DATASET CONTENT:
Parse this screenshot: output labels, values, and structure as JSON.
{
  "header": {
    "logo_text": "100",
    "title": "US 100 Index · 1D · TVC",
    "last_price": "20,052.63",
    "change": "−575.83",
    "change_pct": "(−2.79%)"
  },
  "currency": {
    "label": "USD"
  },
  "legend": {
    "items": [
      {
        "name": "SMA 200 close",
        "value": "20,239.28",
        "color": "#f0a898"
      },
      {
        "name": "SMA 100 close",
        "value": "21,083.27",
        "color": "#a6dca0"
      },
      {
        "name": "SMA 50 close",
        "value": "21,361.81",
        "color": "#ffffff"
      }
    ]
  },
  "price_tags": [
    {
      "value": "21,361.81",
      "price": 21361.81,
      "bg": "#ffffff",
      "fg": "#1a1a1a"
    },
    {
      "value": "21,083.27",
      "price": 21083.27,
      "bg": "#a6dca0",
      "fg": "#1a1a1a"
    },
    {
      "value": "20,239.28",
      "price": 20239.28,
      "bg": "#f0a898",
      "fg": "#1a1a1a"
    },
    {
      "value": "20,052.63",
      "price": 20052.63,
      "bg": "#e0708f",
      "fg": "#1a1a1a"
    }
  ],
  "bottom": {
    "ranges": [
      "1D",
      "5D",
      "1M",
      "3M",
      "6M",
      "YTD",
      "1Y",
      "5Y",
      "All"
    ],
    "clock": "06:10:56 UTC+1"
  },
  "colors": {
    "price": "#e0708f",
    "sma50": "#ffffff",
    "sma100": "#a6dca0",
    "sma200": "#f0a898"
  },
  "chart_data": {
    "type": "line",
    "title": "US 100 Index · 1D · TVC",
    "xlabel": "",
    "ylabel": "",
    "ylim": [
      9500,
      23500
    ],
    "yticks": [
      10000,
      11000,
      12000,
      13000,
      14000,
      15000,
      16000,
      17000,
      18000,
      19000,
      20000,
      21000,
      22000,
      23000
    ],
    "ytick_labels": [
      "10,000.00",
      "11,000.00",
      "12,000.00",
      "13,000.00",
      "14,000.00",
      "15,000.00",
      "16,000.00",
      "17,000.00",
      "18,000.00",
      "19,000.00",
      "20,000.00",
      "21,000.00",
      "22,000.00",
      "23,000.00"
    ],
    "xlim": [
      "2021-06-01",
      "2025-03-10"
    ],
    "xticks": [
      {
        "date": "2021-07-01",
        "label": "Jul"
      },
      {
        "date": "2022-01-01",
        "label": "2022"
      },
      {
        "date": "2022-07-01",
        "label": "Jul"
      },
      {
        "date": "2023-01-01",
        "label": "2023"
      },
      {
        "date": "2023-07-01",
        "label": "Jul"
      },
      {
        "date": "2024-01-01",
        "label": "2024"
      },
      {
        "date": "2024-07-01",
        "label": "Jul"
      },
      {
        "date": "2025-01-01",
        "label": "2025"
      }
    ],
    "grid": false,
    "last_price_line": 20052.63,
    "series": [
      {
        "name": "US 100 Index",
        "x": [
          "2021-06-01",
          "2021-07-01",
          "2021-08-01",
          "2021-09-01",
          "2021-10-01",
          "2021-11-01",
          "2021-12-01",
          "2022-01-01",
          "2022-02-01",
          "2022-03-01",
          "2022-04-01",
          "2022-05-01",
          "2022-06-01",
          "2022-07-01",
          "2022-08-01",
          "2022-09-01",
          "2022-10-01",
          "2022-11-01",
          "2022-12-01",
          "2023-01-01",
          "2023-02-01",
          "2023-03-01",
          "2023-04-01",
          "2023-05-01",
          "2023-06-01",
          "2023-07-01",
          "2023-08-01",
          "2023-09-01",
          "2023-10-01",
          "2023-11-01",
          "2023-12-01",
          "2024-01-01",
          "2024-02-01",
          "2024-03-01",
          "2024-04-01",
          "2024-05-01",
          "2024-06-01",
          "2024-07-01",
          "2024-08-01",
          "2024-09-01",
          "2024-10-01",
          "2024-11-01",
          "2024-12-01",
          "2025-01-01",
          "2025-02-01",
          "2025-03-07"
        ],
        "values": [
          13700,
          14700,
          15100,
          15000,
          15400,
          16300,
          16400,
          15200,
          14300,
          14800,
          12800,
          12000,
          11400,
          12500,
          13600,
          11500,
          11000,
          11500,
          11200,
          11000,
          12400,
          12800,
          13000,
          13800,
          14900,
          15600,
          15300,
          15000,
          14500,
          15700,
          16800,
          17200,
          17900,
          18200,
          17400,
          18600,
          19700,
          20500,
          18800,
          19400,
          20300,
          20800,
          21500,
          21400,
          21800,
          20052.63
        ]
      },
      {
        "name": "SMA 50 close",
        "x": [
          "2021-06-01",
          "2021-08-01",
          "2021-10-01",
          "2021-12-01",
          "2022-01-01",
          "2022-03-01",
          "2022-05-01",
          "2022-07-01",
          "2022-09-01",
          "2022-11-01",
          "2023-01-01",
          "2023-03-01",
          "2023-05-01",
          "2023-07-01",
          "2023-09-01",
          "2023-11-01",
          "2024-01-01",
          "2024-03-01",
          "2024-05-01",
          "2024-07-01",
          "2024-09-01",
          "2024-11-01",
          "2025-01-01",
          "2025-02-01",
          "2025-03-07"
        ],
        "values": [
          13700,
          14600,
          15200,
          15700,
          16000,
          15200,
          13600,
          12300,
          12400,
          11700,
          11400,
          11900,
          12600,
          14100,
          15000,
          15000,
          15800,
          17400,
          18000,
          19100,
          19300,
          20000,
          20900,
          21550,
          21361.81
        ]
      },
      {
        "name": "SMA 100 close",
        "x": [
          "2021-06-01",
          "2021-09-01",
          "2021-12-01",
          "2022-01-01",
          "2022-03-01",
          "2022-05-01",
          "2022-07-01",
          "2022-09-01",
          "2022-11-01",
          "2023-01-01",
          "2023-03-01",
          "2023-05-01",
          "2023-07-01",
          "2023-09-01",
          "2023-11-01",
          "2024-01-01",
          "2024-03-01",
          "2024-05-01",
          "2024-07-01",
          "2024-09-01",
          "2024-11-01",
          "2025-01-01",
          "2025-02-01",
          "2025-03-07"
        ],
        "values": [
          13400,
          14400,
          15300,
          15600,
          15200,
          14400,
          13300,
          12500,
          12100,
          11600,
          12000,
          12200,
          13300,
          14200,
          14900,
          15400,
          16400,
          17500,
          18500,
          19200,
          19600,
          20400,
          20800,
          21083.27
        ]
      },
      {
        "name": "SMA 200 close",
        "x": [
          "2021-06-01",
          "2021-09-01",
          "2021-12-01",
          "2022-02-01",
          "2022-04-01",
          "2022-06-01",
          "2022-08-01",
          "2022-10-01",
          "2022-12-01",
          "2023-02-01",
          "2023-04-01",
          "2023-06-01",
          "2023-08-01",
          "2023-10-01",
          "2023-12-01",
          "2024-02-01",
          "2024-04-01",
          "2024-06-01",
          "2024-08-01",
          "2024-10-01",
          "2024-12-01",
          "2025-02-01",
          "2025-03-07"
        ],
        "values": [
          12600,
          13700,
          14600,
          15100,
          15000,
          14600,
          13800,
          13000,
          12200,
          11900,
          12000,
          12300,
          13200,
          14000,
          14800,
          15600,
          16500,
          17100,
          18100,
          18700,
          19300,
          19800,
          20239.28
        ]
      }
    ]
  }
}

==

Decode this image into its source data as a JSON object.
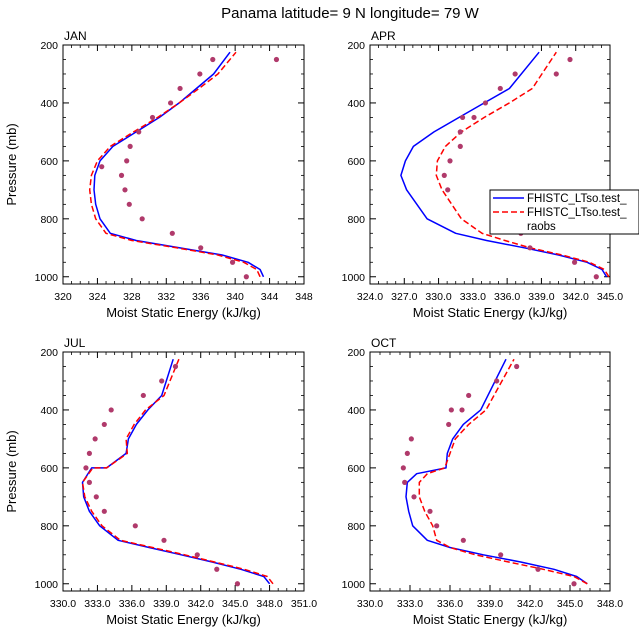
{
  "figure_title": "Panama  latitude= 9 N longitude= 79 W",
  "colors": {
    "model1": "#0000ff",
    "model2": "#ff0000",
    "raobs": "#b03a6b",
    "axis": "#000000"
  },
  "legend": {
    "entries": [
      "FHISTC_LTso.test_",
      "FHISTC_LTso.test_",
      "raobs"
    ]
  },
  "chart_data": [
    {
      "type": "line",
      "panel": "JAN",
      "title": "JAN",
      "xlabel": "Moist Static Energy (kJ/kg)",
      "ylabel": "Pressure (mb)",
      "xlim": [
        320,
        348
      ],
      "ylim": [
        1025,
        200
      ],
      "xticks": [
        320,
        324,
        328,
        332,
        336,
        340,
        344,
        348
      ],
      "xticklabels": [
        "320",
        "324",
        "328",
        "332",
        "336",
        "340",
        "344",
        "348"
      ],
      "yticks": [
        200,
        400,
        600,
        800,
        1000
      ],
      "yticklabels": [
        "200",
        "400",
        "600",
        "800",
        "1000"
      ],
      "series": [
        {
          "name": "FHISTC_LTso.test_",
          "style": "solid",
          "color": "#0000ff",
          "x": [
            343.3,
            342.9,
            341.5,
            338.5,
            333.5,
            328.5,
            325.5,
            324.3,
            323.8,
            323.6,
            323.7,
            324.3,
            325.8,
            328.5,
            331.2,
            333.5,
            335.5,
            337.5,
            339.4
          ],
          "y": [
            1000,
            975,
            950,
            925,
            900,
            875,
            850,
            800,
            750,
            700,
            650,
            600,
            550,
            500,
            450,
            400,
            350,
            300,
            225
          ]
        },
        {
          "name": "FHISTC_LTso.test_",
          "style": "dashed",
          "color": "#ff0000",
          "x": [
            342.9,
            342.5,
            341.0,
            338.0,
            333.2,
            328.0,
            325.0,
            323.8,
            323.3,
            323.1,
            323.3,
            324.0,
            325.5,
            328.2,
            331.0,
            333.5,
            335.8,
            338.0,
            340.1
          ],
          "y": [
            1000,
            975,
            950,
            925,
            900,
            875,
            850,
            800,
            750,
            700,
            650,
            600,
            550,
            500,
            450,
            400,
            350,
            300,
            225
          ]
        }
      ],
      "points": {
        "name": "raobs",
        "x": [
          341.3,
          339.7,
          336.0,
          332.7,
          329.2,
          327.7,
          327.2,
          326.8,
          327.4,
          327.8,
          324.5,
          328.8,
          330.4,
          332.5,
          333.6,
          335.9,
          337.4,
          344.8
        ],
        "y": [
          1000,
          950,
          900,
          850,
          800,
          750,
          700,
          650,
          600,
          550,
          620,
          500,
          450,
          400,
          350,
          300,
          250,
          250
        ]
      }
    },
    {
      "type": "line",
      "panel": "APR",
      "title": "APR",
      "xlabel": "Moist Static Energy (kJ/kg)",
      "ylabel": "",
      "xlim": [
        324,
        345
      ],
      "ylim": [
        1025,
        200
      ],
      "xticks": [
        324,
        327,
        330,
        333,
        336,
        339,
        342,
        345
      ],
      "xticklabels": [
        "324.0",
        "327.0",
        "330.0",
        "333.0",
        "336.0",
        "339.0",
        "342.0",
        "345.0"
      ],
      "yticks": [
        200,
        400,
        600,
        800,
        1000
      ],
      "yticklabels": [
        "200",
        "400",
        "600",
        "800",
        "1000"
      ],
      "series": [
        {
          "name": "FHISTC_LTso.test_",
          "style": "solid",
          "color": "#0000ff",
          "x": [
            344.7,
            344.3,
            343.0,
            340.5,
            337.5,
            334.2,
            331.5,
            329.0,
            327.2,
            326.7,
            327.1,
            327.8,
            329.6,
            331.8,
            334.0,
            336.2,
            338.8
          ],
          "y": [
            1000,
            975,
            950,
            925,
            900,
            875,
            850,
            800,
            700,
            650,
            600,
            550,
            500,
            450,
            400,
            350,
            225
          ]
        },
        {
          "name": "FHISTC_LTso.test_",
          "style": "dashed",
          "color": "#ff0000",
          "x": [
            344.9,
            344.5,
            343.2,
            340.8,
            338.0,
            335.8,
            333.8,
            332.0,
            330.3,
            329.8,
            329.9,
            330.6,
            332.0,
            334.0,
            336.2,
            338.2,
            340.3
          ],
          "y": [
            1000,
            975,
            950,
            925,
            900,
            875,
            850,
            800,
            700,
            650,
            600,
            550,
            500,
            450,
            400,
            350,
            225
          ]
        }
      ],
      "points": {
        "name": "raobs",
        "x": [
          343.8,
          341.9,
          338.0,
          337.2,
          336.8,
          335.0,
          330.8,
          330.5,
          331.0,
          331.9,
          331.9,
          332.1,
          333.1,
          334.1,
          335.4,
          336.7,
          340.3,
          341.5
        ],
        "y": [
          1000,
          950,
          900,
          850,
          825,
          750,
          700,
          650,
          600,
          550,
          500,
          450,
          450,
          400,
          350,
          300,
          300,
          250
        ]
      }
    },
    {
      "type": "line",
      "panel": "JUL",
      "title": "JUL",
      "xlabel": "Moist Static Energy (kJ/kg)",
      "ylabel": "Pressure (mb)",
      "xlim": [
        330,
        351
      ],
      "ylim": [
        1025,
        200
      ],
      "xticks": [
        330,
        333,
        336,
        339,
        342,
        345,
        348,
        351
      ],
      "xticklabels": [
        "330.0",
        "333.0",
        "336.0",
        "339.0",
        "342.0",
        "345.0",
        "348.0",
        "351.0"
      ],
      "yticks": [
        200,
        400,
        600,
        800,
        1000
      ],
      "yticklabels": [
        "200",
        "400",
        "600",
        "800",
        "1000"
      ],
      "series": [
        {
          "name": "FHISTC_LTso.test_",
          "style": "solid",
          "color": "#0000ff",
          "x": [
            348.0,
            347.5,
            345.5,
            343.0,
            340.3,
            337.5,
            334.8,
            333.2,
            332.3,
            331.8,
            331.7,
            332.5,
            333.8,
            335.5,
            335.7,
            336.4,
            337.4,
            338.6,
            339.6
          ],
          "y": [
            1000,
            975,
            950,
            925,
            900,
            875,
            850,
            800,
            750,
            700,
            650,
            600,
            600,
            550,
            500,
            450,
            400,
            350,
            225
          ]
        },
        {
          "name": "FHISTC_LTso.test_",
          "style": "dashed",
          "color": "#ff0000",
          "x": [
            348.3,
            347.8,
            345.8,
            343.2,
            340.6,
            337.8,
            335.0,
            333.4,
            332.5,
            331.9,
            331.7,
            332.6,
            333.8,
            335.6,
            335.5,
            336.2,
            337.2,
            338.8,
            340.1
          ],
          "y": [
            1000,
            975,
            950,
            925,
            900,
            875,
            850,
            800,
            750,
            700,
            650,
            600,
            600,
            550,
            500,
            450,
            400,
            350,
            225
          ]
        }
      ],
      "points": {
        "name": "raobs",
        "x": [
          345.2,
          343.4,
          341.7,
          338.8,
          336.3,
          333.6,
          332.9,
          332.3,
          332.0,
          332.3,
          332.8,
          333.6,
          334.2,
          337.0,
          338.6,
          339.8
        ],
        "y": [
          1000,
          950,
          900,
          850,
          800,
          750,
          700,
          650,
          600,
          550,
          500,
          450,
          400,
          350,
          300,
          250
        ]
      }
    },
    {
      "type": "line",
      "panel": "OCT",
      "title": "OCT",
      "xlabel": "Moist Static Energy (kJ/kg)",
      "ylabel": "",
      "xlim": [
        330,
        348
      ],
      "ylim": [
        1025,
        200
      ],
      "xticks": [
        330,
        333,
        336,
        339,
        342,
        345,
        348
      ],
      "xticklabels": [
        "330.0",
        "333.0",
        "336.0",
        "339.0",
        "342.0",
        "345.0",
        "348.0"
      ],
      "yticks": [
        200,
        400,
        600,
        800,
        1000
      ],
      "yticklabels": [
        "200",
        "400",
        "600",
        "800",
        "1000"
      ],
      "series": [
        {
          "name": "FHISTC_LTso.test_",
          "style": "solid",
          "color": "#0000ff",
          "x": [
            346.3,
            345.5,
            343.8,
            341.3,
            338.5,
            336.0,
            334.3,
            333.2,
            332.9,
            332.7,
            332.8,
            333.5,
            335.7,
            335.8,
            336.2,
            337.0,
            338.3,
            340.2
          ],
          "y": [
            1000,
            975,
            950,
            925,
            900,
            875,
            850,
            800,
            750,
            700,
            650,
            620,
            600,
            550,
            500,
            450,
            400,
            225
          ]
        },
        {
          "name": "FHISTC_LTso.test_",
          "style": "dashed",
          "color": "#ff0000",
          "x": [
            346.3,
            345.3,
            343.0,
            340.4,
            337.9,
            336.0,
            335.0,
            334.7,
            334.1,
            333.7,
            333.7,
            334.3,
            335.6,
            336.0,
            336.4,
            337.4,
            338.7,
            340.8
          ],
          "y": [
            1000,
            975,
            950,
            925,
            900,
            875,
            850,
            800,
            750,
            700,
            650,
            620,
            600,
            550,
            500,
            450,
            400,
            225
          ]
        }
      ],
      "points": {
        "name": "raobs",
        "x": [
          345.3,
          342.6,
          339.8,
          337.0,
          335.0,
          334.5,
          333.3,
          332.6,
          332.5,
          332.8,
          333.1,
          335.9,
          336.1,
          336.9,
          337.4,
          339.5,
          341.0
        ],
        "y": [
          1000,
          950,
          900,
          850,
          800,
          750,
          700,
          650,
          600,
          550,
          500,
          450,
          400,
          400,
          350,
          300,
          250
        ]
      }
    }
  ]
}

WHAT IS BEING ASKED: Gather every line containing the word "ffffff" and copy it.

RESULT OF THE TASK:
        "color": "#ffffff"
      "bg": "#ffffff",
    "sma50": "#ffffff",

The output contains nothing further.